Do this | For the copy, please give all of the data again exactly and leave the pictures out.

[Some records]
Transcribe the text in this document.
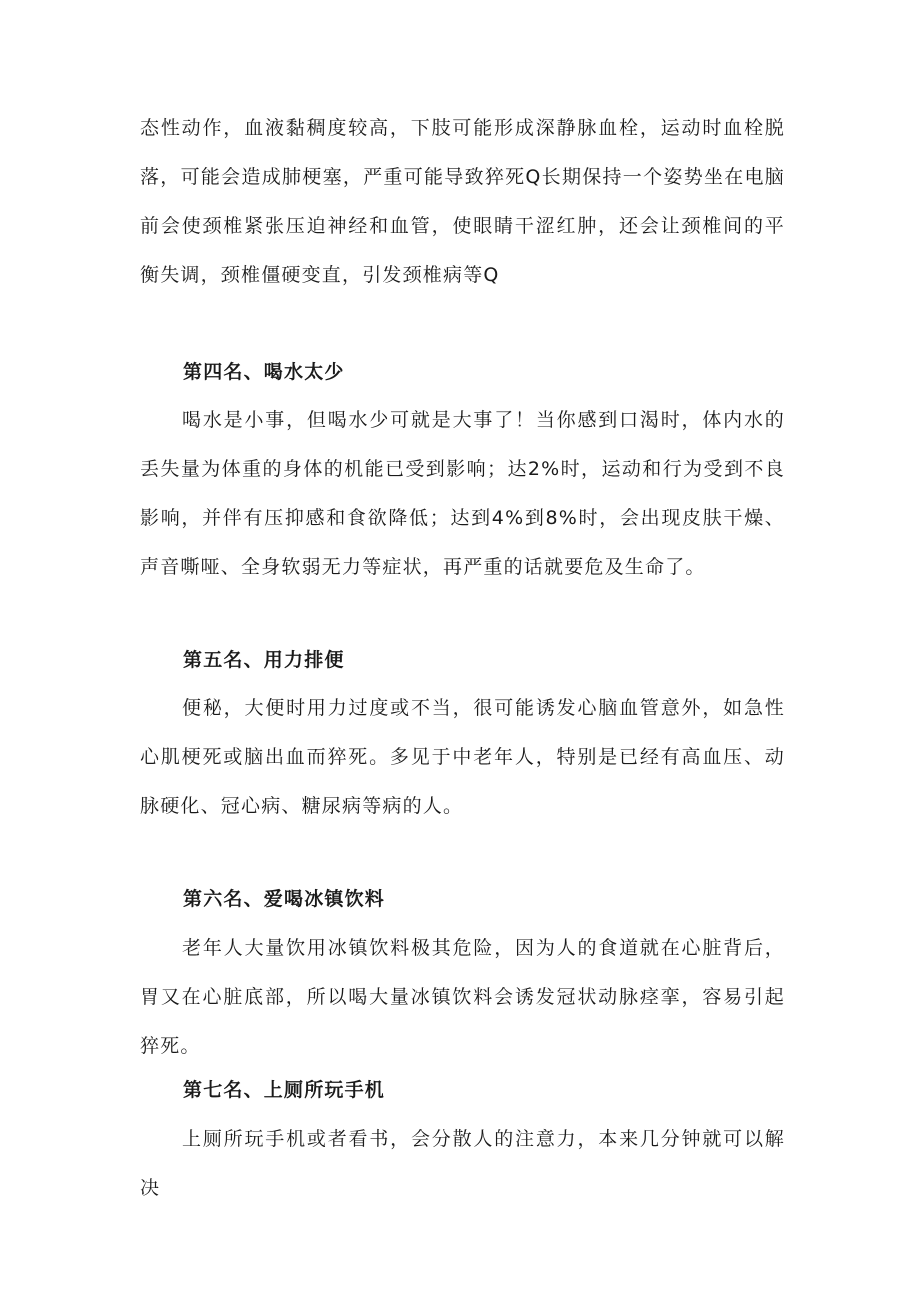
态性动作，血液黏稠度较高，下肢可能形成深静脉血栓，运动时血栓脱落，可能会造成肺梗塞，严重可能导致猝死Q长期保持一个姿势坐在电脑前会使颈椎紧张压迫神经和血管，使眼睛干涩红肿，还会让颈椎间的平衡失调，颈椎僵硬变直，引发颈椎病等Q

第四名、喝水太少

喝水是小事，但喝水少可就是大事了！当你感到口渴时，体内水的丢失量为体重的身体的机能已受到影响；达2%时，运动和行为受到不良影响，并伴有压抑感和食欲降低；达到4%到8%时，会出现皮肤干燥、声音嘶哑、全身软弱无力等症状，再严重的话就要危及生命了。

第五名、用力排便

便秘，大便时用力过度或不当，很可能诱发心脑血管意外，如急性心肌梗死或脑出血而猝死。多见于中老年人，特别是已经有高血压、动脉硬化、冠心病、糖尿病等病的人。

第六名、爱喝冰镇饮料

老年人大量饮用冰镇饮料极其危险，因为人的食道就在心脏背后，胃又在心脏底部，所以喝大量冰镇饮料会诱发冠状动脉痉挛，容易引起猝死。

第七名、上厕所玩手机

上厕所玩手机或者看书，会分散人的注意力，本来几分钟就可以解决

Final result |
Transcribe the text in this document.
态性动作，血液黏稠度较高，下肢可能形成深静脉血栓，运动时血栓脱落，可能会造成肺梗塞，严重可能导致猝死Q长期保持一个姿势坐在电脑前会使颈椎紧张压迫神经和血管，使眼睛干涩红肿，还会让颈椎间的平衡失调，颈椎僵硬变直，引发颈椎病等Q

第四名、喝水太少

喝水是小事，但喝水少可就是大事了！当你感到口渴时，体内水的丢失量为体重的身体的机能已受到影响；达2%时，运动和行为受到不良影响，并伴有压抑感和食欲降低；达到4%到8%时，会出现皮肤干燥、声音嘶哑、全身软弱无力等症状，再严重的话就要危及生命了。

第五名、用力排便

便秘，大便时用力过度或不当，很可能诱发心脑血管意外，如急性心肌梗死或脑出血而猝死。多见于中老年人，特别是已经有高血压、动脉硬化、冠心病、糖尿病等病的人。

第六名、爱喝冰镇饮料

老年人大量饮用冰镇饮料极其危险，因为人的食道就在心脏背后，胃又在心脏底部，所以喝大量冰镇饮料会诱发冠状动脉痉挛，容易引起猝死。

第七名、上厕所玩手机

上厕所玩手机或者看书，会分散人的注意力，本来几分钟就可以解决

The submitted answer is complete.